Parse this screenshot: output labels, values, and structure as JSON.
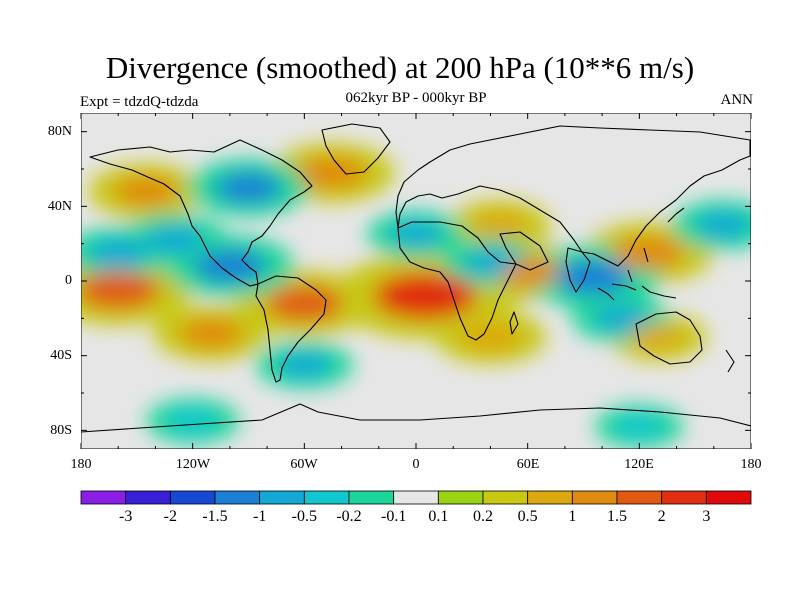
{
  "title": "Divergence (smoothed) at 200 hPa (10**6 m/s)",
  "subtitle_left": "Expt = tdzdQ-tdzda",
  "subtitle_center": "062kyr BP - 000kyr BP",
  "subtitle_right": "ANN",
  "lat_labels": [
    "80N",
    "40N",
    "0",
    "40S",
    "80S"
  ],
  "lon_labels": [
    "180",
    "120W",
    "60W",
    "0",
    "60E",
    "120E",
    "180"
  ],
  "colorbar": {
    "labels": [
      "-3",
      "-2",
      "-1.5",
      "-1",
      "-0.5",
      "-0.2",
      "-0.1",
      "0.1",
      "0.2",
      "0.5",
      "1",
      "1.5",
      "2",
      "3"
    ],
    "colors": [
      "#8a1ee6",
      "#3a1fd8",
      "#1648d4",
      "#1b7fd6",
      "#14a8d6",
      "#12c6d0",
      "#1bd59a",
      "#e6e6e6",
      "#9ad314",
      "#c8c812",
      "#dca810",
      "#e08a10",
      "#e05a12",
      "#e02e10",
      "#e00a0a"
    ]
  },
  "chart_data": {
    "type": "heatmap",
    "title": "Divergence (smoothed) at 200 hPa (10**6 m/s)",
    "subtitle": "062kyr BP - 000kyr BP",
    "experiment": "Expt = tdzdQ-tdzda",
    "season": "ANN",
    "x_ticks": [
      "180",
      "120W",
      "60W",
      "0",
      "60E",
      "120E",
      "180"
    ],
    "y_ticks": [
      "80N",
      "40N",
      "0",
      "40S",
      "80S"
    ],
    "levels": [
      -3,
      -2,
      -1.5,
      -1,
      -0.5,
      -0.2,
      -0.1,
      0.1,
      0.2,
      0.5,
      1,
      1.5,
      2,
      3
    ],
    "projection": "cylindrical equidistant"
  },
  "features": [
    {
      "name": "positive-anomaly",
      "lon": -45,
      "lat": 58,
      "value": 1.2
    },
    {
      "name": "positive-anomaly",
      "lon": -145,
      "lat": 48,
      "value": 1.0
    },
    {
      "name": "positive-anomaly",
      "lon": -60,
      "lat": -12,
      "value": 1.5
    },
    {
      "name": "positive-anomaly",
      "lon": 5,
      "lat": -8,
      "value": 2.5
    },
    {
      "name": "positive-anomaly",
      "lon": -160,
      "lat": -5,
      "value": 1.7
    },
    {
      "name": "positive-anomaly",
      "lon": -110,
      "lat": -28,
      "value": 1.0
    },
    {
      "name": "positive-anomaly",
      "lon": 125,
      "lat": 15,
      "value": 1.3
    },
    {
      "name": "positive-anomaly",
      "lon": 60,
      "lat": 5,
      "value": 1.1
    },
    {
      "name": "positive-anomaly",
      "lon": 40,
      "lat": -30,
      "value": 0.9
    },
    {
      "name": "positive-anomaly",
      "lon": 130,
      "lat": -30,
      "value": 0.6
    },
    {
      "name": "positive-anomaly",
      "lon": 45,
      "lat": 30,
      "value": 0.7
    },
    {
      "name": "negative-anomaly",
      "lon": -100,
      "lat": 8,
      "value": -1.3
    },
    {
      "name": "negative-anomaly",
      "lon": -90,
      "lat": 50,
      "value": -1.1
    },
    {
      "name": "negative-anomaly",
      "lon": 95,
      "lat": 2,
      "value": -1.4
    },
    {
      "name": "negative-anomaly",
      "lon": -130,
      "lat": 22,
      "value": -0.8
    },
    {
      "name": "negative-anomaly",
      "lon": -160,
      "lat": 15,
      "value": -0.8
    },
    {
      "name": "negative-anomaly",
      "lon": 0,
      "lat": 25,
      "value": -0.6
    },
    {
      "name": "negative-anomaly",
      "lon": -60,
      "lat": -45,
      "value": -0.6
    },
    {
      "name": "negative-anomaly",
      "lon": 40,
      "lat": 10,
      "value": -0.6
    },
    {
      "name": "negative-anomaly",
      "lon": 110,
      "lat": -20,
      "value": -0.6
    },
    {
      "name": "negative-anomaly",
      "lon": 165,
      "lat": 30,
      "value": -0.7
    },
    {
      "name": "negative-anomaly",
      "lon": -120,
      "lat": -75,
      "value": -0.5
    },
    {
      "name": "negative-anomaly",
      "lon": 120,
      "lat": -78,
      "value": -0.4
    }
  ]
}
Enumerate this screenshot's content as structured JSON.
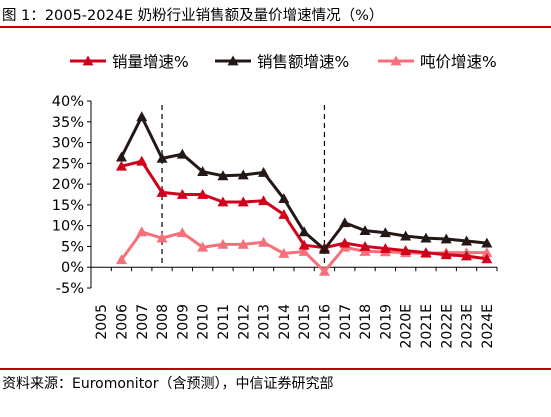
{
  "figure": {
    "title": "图 1：2005-2024E 奶粉行业销售额及量价增速情况（%）",
    "source": "资料来源：Euromonitor（含预测），中信证券研究部"
  },
  "chart_data": {
    "type": "line",
    "categories": [
      "2005",
      "2006",
      "2007",
      "2008",
      "2009",
      "2010",
      "2011",
      "2012",
      "2013",
      "2014",
      "2015",
      "2016",
      "2017",
      "2018",
      "2019",
      "2020E",
      "2021E",
      "2022E",
      "2023E",
      "2024E"
    ],
    "ylim": [
      -5,
      40
    ],
    "yticks": [
      -5,
      0,
      5,
      10,
      15,
      20,
      25,
      30,
      35,
      40
    ],
    "ytick_labels": [
      "-5%",
      "0%",
      "5%",
      "10%",
      "15%",
      "20%",
      "25%",
      "30%",
      "35%",
      "40%"
    ],
    "legend_position": "top",
    "grid": false,
    "dashed_vlines": [
      "2008",
      "2016"
    ],
    "series": [
      {
        "name": "销量增速%",
        "color": "#d0021b",
        "marker": "triangle",
        "values": [
          null,
          24.3,
          25.5,
          18.0,
          17.5,
          17.5,
          15.7,
          15.7,
          16.0,
          12.7,
          5.3,
          4.7,
          5.8,
          5.0,
          4.5,
          4.0,
          3.5,
          3.0,
          2.7,
          2.0
        ]
      },
      {
        "name": "销售额增速%",
        "color": "#231815",
        "marker": "triangle",
        "values": [
          null,
          26.5,
          36.2,
          26.2,
          27.2,
          23.0,
          22.0,
          22.2,
          22.8,
          16.5,
          8.5,
          4.3,
          10.7,
          8.8,
          8.3,
          7.5,
          7.0,
          6.8,
          6.3,
          5.8
        ]
      },
      {
        "name": "吨价增速%",
        "color": "#f5707a",
        "marker": "triangle",
        "values": [
          null,
          1.8,
          8.5,
          7.0,
          8.3,
          4.8,
          5.5,
          5.5,
          6.0,
          3.3,
          3.8,
          -1.0,
          4.8,
          3.8,
          3.7,
          3.5,
          3.3,
          3.5,
          3.5,
          3.5
        ]
      }
    ]
  }
}
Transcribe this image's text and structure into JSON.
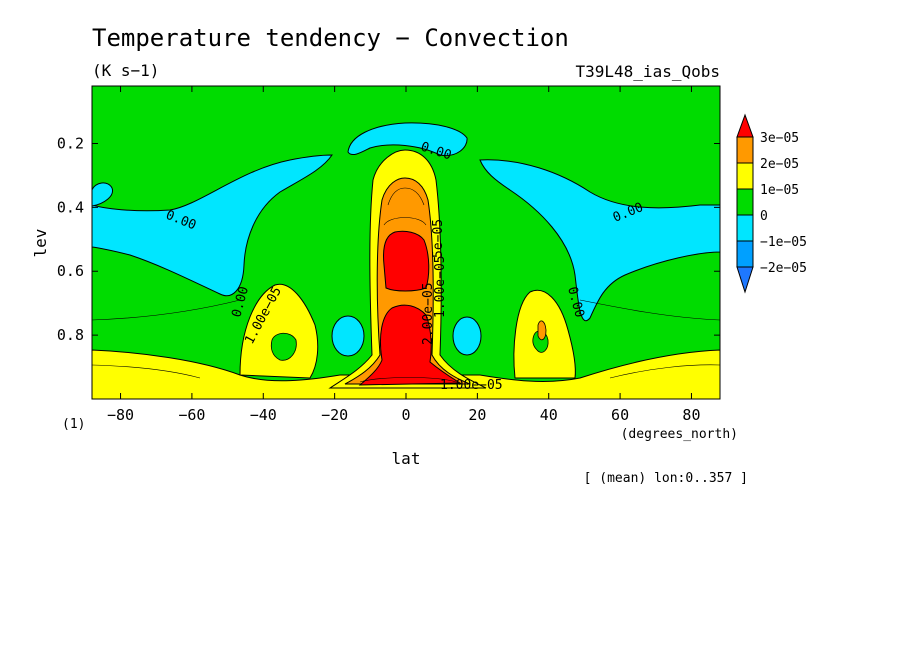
{
  "chart_data": {
    "type": "contour",
    "title": "Temperature tendency − Convection",
    "units": "(K s−1)",
    "experiment": "T39L48_ias_Qobs",
    "xlabel": "lat",
    "xunits": "(degrees_north)",
    "ylabel": "lev",
    "yunits": "(1)",
    "note": "[ (mean) lon:0..357 ]",
    "xlim": [
      -88,
      88
    ],
    "ylim": [
      1.0,
      0.02
    ],
    "x_ticks": [
      -80,
      -60,
      -40,
      -20,
      0,
      20,
      40,
      60,
      80
    ],
    "x_tick_labels": [
      "−80",
      "−60",
      "−40",
      "−20",
      "0",
      "20",
      "40",
      "60",
      "80"
    ],
    "y_ticks": [
      0.2,
      0.4,
      0.6,
      0.8
    ],
    "y_tick_labels": [
      "0.2",
      "0.4",
      "0.6",
      "0.8"
    ],
    "colorbar": {
      "levels": [
        -2e-05,
        -1e-05,
        0,
        1e-05,
        2e-05,
        3e-05
      ],
      "labels": [
        "3e−05",
        "2e−05",
        "1e−05",
        "0",
        "−1e−05",
        "−2e−05"
      ],
      "colors": {
        "below_m2e5": "#1e78ff",
        "m2e5_m1e5": "#00a0ff",
        "m1e5_0": "#00e6ff",
        "0_1e5": "#00dc00",
        "1e5_2e5": "#ffff00",
        "2e5_3e5": "#ff9900",
        "above_3e5": "#ff0000"
      }
    },
    "contour_labels": [
      "0.00",
      "0.00",
      "0.00",
      "0.00",
      "0.00",
      "1.00e−05",
      "2.00e−05",
      "1.00e−05",
      "5e−05",
      "1.00e−05"
    ]
  }
}
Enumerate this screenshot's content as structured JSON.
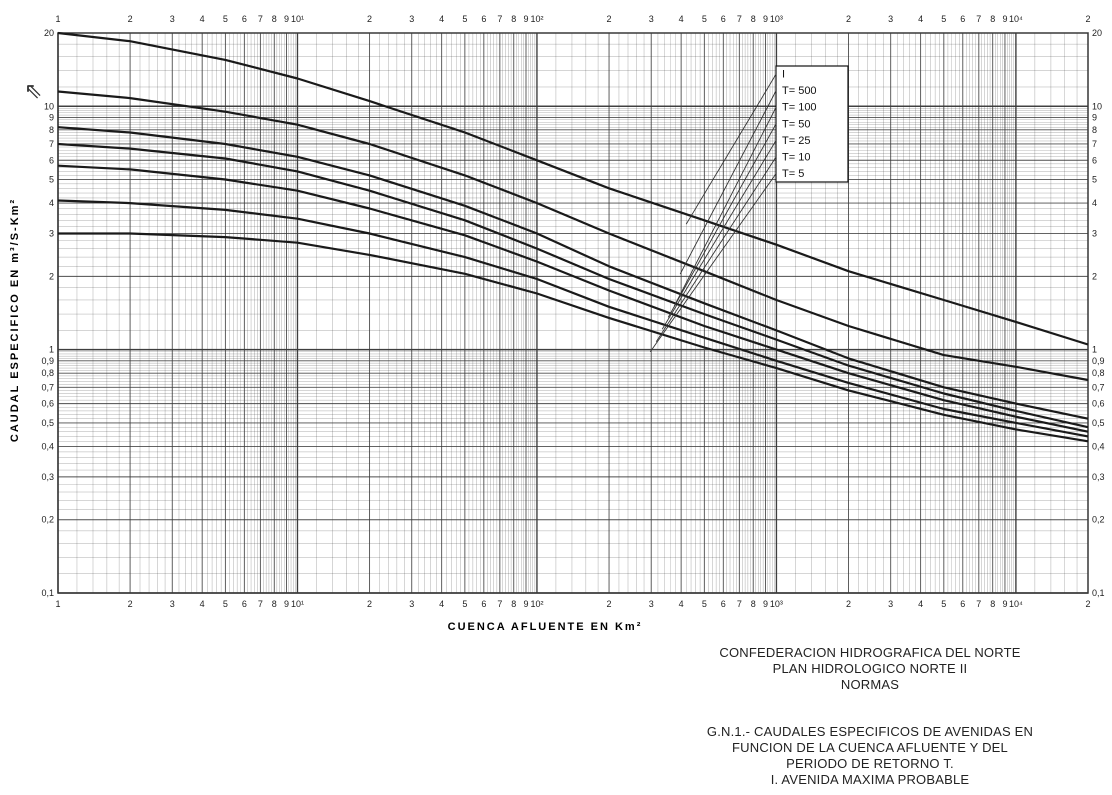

§ **Instruction**: Work out how many lines above have the string "this" in them, and give only the number.

§ **Output**: 4